What is expected: Extract every line starting at the line that contains "What does this" and ending with the final line of the data, inclusive; give only those lines, word for word.

Raw data:
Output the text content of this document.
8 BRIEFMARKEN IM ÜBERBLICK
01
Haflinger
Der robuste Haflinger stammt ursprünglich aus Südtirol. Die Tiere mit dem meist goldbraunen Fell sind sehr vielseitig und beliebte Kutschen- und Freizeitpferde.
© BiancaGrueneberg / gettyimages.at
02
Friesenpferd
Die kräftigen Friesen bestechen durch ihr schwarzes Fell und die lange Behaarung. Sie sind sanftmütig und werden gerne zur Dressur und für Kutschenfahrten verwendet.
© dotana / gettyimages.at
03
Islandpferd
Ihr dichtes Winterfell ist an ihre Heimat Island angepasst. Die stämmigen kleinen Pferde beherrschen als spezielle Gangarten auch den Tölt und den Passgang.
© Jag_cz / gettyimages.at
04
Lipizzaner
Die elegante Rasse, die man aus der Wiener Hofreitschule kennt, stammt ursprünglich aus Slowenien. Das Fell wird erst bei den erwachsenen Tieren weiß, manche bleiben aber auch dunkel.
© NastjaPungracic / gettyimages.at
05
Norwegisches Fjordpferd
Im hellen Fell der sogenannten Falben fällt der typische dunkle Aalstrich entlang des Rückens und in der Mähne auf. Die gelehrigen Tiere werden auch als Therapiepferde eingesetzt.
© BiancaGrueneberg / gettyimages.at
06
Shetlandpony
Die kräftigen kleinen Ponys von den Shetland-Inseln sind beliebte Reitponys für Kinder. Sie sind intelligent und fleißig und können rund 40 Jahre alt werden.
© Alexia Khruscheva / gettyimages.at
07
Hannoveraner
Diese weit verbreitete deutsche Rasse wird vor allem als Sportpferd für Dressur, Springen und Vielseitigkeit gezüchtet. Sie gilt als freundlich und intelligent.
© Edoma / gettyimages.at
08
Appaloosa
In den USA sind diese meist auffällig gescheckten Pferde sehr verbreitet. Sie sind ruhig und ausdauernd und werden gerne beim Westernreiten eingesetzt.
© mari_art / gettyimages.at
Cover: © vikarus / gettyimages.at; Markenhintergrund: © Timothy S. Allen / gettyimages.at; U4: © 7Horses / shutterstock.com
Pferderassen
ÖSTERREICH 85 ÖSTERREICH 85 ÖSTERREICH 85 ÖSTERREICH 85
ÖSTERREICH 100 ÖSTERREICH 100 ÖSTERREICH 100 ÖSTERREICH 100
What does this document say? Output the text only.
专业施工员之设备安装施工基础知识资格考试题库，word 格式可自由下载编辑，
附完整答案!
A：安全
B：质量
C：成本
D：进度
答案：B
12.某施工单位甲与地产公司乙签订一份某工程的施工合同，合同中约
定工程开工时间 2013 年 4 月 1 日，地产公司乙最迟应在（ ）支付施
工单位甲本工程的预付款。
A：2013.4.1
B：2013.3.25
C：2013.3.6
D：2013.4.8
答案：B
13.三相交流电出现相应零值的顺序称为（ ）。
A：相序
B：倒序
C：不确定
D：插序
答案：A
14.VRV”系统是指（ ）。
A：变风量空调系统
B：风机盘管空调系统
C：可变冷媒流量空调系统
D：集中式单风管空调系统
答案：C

Task response:
What does this document say? Output the text only.
专业施工员之设备安装施工基础知识资格考试题库，word 格式可自由下载编辑，
附完整答案!
A：安全
B：质量
C：成本
D：进度
答案：B
12.某施工单位甲与地产公司乙签订一份某工程的施工合同，合同中约
定工程开工时间 2013 年 4 月 1 日，地产公司乙最迟应在（ ）支付施
工单位甲本工程的预付款。
A：2013.4.1
B：2013.3.25
C：2013.3.6
D：2013.4.8
答案：B
13.三相交流电出现相应零值的顺序称为（ ）。
A：相序
B：倒序
C：不确定
D：插序
答案：A
14.VRV”系统是指（ ）。
A：变风量空调系统
B：风机盘管空调系统
C：可变冷媒流量空调系统
D：集中式单风管空调系统
答案：C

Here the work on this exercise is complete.